## Start
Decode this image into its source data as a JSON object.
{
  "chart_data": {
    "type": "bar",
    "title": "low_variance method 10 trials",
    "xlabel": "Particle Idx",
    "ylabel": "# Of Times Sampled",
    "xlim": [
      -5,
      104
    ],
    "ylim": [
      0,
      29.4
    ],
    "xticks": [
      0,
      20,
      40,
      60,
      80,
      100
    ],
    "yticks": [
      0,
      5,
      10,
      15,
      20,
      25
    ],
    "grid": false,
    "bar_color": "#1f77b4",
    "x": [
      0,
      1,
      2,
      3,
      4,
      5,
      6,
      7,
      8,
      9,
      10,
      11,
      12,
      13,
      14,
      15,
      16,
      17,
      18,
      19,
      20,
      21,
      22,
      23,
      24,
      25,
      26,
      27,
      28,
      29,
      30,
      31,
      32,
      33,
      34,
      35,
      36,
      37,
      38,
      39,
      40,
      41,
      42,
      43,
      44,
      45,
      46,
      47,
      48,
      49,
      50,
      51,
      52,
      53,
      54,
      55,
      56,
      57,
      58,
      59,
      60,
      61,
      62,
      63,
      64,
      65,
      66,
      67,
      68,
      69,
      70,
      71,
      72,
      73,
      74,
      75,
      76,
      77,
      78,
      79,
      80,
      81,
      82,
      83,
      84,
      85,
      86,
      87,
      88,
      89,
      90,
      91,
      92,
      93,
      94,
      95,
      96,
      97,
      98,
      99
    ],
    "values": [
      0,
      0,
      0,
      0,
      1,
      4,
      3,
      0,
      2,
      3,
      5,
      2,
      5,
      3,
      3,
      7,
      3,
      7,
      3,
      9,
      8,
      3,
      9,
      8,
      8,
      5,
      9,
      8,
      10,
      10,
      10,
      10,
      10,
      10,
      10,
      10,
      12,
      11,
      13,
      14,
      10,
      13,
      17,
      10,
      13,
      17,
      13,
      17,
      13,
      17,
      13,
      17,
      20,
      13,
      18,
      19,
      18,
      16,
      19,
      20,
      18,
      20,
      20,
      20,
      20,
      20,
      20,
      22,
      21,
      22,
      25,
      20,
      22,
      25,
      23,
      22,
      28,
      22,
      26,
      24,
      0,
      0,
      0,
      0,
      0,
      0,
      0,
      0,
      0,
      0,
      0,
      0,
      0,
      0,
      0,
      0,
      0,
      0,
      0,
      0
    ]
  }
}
## End
Every line of the records above needs to be given again exactly.

### Finished task
Decode this image into its source data as a JSON object.
{
  "chart_data": {
    "type": "bar",
    "title": "low_variance method 10 trials",
    "xlabel": "Particle Idx",
    "ylabel": "# Of Times Sampled",
    "xlim": [
      -5,
      104
    ],
    "ylim": [
      0,
      29.4
    ],
    "xticks": [
      0,
      20,
      40,
      60,
      80,
      100
    ],
    "yticks": [
      0,
      5,
      10,
      15,
      20,
      25
    ],
    "grid": false,
    "bar_color": "#1f77b4",
    "x": [
      0,
      1,
      2,
      3,
      4,
      5,
      6,
      7,
      8,
      9,
      10,
      11,
      12,
      13,
      14,
      15,
      16,
      17,
      18,
      19,
      20,
      21,
      22,
      23,
      24,
      25,
      26,
      27,
      28,
      29,
      30,
      31,
      32,
      33,
      34,
      35,
      36,
      37,
      38,
      39,
      40,
      41,
      42,
      43,
      44,
      45,
      46,
      47,
      48,
      49,
      50,
      51,
      52,
      53,
      54,
      55,
      56,
      57,
      58,
      59,
      60,
      61,
      62,
      63,
      64,
      65,
      66,
      67,
      68,
      69,
      70,
      71,
      72,
      73,
      74,
      75,
      76,
      77,
      78,
      79,
      80,
      81,
      82,
      83,
      84,
      85,
      86,
      87,
      88,
      89,
      90,
      91,
      92,
      93,
      94,
      95,
      96,
      97,
      98,
      99
    ],
    "values": [
      0,
      0,
      0,
      0,
      1,
      4,
      3,
      0,
      2,
      3,
      5,
      2,
      5,
      3,
      3,
      7,
      3,
      7,
      3,
      9,
      8,
      3,
      9,
      8,
      8,
      5,
      9,
      8,
      10,
      10,
      10,
      10,
      10,
      10,
      10,
      10,
      12,
      11,
      13,
      14,
      10,
      13,
      17,
      10,
      13,
      17,
      13,
      17,
      13,
      17,
      13,
      17,
      20,
      13,
      18,
      19,
      18,
      16,
      19,
      20,
      18,
      20,
      20,
      20,
      20,
      20,
      20,
      22,
      21,
      22,
      25,
      20,
      22,
      25,
      23,
      22,
      28,
      22,
      26,
      24,
      0,
      0,
      0,
      0,
      0,
      0,
      0,
      0,
      0,
      0,
      0,
      0,
      0,
      0,
      0,
      0,
      0,
      0,
      0,
      0
    ]
  }
}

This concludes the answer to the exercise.